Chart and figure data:
________________________________________
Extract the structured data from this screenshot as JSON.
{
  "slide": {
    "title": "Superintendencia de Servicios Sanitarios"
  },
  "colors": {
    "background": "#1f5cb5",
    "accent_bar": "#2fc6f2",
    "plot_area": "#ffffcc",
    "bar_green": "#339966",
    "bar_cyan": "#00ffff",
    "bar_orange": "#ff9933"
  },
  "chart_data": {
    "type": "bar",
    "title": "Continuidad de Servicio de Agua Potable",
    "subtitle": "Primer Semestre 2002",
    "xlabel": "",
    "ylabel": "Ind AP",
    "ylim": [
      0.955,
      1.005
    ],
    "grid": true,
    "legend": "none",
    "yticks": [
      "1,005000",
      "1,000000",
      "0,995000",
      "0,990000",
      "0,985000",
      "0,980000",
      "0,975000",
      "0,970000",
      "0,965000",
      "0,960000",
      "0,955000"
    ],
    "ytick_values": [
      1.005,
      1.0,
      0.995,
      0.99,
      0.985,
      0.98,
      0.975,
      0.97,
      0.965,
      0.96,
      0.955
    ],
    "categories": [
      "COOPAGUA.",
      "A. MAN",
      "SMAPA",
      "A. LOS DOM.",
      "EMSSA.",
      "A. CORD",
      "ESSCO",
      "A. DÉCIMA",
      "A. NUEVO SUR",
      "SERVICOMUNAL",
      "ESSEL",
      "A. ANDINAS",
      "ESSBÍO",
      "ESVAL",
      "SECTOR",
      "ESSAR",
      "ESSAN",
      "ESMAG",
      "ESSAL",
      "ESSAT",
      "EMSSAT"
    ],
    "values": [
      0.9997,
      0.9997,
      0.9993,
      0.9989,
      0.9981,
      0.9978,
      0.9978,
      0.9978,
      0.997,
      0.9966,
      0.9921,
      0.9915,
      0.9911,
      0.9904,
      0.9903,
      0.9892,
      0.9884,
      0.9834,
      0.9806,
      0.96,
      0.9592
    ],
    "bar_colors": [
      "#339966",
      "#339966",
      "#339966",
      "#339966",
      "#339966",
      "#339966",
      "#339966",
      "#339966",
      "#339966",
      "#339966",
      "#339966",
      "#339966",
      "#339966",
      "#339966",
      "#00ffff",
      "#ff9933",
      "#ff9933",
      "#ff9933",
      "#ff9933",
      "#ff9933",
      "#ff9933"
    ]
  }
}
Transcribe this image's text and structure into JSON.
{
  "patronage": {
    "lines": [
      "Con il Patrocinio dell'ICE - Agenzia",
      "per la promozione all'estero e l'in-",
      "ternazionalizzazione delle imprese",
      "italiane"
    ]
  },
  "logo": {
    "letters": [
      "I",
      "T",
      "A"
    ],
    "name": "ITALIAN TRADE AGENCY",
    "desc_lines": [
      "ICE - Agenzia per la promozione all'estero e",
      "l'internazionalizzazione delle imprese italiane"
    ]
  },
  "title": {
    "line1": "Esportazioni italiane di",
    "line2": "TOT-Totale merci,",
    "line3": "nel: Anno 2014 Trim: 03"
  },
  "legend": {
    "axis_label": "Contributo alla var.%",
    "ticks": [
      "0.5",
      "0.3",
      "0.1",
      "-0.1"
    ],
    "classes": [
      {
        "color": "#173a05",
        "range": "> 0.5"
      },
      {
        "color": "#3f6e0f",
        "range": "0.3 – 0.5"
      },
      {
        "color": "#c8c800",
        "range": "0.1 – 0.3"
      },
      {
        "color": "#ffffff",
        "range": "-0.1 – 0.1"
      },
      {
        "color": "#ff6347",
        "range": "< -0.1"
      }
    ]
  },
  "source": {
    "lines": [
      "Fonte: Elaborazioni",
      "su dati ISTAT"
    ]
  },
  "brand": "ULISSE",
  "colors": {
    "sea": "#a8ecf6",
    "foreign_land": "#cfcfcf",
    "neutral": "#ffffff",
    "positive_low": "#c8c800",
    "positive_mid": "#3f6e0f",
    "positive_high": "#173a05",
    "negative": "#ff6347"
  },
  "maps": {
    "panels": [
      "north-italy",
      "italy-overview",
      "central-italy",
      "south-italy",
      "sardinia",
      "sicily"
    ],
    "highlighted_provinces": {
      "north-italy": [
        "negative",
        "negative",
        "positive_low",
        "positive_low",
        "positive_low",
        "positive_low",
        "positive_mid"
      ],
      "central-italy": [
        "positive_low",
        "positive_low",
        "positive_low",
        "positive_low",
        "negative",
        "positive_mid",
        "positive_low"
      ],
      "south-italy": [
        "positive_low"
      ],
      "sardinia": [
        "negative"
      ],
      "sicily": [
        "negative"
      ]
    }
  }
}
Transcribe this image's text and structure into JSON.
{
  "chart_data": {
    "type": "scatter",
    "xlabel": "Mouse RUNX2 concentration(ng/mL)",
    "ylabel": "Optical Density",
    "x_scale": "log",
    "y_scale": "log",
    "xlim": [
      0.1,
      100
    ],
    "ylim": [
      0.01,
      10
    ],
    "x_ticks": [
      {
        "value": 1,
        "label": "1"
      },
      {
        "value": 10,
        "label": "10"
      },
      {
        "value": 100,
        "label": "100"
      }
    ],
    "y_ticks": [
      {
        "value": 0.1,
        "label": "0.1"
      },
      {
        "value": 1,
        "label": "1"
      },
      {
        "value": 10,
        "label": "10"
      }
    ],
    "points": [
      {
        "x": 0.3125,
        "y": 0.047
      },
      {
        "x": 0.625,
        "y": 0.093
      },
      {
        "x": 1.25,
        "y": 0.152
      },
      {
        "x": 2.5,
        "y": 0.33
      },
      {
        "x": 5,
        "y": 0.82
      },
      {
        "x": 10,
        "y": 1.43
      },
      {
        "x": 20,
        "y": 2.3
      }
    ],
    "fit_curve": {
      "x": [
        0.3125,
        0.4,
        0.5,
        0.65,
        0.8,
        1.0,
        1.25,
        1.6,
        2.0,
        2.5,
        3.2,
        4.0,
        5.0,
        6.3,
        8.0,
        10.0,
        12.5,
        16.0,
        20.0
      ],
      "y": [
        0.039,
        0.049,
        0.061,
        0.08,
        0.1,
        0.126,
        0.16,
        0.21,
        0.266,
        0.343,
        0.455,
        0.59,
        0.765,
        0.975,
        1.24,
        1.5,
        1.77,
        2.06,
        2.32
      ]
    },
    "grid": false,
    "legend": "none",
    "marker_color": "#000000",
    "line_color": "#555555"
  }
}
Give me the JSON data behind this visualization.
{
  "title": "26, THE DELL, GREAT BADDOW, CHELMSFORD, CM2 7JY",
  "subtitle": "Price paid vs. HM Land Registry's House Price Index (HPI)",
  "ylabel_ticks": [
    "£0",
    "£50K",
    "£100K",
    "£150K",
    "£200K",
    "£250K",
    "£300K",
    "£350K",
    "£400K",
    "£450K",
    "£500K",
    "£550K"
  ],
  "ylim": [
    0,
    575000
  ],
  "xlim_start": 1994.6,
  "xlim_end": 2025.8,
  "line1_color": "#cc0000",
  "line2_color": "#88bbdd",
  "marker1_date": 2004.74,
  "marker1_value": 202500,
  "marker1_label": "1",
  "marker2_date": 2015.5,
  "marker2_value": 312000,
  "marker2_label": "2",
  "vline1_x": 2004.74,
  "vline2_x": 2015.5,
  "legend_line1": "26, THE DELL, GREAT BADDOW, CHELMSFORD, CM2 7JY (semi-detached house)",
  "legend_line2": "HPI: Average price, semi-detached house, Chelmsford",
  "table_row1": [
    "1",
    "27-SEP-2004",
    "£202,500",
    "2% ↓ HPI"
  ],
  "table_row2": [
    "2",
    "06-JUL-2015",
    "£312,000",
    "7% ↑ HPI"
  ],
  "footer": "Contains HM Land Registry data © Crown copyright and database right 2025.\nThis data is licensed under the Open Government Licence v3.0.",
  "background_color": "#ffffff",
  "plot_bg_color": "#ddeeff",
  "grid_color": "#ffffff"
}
________________________________________
What to work on: In the records above, collect each line with "JSON".

Finished answer:
Extract the structured data from this screenshot as JSON.
Transcribe this image's text and structure into JSON.
Transcribe this image's text and structure into JSON.
Give me the JSON data behind this visualization.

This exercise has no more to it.